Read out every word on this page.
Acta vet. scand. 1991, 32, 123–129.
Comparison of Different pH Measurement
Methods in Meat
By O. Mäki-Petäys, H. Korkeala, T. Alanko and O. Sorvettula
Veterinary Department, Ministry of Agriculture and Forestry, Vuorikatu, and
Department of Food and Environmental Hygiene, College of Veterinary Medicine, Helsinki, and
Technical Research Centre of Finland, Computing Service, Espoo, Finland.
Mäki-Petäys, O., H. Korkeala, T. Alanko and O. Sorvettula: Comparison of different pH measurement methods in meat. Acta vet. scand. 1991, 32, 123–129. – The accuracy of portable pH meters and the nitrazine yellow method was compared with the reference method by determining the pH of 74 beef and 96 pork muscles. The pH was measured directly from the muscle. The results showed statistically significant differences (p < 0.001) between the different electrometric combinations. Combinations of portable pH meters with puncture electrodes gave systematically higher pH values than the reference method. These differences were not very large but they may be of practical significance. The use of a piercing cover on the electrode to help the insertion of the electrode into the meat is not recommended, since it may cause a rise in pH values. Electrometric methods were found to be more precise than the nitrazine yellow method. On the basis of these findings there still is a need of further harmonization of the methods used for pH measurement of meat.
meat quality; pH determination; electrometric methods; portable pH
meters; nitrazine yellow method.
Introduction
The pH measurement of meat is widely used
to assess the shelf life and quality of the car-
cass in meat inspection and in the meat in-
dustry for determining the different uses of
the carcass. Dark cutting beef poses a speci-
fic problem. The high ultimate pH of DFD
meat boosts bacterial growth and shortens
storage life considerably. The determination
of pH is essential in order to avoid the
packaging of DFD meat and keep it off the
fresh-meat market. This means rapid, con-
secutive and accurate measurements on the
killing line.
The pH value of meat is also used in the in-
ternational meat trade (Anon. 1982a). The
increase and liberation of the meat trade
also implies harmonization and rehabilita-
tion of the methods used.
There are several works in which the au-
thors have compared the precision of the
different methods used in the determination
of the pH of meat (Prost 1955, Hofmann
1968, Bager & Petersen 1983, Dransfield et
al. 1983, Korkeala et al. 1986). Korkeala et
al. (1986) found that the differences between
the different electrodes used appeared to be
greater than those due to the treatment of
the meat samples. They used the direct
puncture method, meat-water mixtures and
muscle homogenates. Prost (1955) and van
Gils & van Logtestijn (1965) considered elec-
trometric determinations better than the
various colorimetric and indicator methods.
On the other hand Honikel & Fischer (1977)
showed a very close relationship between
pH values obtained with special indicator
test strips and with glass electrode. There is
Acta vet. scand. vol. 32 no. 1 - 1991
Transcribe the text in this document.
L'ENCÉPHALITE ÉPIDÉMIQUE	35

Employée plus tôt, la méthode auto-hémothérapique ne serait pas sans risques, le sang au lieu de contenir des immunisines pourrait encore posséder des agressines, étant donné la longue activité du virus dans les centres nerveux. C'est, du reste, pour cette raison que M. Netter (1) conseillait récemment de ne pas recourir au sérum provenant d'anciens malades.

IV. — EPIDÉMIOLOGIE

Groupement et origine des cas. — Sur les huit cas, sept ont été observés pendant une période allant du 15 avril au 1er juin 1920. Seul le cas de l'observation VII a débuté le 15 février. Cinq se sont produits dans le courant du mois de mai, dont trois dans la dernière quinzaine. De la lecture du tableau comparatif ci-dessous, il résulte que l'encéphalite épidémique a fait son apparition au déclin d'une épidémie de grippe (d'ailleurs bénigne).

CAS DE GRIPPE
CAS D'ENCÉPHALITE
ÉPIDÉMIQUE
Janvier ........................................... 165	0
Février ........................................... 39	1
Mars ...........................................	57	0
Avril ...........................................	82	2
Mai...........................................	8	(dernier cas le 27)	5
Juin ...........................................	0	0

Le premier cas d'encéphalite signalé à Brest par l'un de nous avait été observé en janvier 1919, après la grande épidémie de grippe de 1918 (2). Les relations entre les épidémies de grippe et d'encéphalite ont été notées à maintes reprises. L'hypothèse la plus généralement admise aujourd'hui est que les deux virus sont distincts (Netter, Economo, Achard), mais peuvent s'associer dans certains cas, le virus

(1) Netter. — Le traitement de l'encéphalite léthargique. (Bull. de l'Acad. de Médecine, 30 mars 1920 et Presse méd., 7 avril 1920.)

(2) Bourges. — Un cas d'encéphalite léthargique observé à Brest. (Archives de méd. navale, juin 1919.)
*****
Exercise goal: Where a line in the records above contains the string "Prost", return that line.

Response to the exercise:
of the pH of meat (Prost 1955, Hofmann
muscle homogenates. Prost (1955) and van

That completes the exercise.